WHAT TO PRODUCE → Below are entries. Pull out all lines containing "title".

INFORMATION SUPPLIED →
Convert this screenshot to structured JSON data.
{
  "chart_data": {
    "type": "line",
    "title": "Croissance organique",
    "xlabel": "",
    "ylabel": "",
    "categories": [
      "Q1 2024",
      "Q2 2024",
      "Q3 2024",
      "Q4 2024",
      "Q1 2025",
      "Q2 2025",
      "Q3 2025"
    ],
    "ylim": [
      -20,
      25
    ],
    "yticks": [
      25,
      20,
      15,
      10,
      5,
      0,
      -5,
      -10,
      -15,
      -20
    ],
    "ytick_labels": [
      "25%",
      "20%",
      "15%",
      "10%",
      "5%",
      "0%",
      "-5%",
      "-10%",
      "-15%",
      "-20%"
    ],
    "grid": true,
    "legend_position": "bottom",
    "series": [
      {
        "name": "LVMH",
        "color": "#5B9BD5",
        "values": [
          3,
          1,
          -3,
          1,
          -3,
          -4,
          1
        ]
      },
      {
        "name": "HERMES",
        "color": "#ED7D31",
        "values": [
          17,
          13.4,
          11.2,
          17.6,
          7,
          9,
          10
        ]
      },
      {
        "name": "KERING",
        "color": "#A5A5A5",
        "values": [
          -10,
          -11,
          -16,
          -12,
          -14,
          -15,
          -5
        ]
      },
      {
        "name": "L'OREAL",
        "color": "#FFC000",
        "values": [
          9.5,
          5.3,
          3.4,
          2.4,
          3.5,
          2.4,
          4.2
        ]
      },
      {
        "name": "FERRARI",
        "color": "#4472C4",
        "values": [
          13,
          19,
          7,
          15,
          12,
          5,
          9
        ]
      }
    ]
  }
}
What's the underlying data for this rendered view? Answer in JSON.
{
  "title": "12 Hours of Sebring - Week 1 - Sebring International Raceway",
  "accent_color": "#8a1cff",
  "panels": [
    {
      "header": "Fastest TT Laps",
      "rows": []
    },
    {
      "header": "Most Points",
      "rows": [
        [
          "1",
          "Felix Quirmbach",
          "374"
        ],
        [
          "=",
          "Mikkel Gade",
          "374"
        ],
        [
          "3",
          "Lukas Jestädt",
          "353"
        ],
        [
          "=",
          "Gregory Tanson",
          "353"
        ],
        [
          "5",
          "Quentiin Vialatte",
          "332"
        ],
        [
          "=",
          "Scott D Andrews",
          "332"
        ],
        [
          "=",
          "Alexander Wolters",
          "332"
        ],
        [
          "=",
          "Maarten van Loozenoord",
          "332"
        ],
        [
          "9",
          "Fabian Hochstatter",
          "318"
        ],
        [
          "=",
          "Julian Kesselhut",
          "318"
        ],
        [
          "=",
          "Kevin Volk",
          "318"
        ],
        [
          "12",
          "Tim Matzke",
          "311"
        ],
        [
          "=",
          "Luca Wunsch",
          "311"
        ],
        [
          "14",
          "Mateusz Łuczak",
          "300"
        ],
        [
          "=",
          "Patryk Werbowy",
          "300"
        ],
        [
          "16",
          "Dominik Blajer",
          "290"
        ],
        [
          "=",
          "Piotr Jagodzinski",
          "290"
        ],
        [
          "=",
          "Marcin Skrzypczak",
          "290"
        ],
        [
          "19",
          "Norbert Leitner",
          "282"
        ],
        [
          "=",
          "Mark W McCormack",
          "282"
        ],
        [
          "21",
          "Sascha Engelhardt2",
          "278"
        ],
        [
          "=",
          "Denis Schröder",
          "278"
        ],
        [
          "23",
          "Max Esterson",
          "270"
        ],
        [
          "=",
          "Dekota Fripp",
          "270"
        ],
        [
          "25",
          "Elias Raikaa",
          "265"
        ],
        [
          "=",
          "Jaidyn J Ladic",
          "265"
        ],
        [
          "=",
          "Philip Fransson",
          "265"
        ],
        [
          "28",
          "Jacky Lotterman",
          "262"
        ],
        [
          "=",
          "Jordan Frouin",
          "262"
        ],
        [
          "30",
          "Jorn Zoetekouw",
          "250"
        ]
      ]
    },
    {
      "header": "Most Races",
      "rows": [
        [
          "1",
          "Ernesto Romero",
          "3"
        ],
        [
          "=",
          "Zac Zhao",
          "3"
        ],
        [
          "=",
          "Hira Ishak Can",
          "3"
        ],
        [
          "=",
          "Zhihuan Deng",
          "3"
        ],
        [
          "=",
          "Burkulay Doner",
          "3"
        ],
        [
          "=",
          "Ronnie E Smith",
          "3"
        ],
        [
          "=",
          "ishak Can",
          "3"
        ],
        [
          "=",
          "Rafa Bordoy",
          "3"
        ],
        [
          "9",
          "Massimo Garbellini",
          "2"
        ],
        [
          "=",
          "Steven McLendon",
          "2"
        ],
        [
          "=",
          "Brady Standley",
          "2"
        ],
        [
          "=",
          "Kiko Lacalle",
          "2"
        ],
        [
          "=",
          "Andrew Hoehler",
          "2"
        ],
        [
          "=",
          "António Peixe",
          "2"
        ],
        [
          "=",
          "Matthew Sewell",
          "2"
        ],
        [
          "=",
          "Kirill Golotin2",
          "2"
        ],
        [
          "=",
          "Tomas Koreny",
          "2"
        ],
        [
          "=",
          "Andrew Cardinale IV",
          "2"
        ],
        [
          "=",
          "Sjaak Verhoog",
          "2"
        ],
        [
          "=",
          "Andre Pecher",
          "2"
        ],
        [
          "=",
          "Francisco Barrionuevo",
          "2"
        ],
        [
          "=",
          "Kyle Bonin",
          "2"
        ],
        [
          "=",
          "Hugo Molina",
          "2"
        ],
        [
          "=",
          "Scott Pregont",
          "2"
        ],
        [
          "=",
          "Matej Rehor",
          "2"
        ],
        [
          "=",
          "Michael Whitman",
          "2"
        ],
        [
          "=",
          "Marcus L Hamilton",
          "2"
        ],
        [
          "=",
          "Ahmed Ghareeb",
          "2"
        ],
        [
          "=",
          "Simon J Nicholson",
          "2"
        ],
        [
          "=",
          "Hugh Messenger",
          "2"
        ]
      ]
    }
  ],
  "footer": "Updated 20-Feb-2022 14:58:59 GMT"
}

SOLUTION TO THIS PROBLEM →
    "title": "Croissance organique",
  "title": "12 Hours of Sebring - Week 1 - Sebring International Raceway",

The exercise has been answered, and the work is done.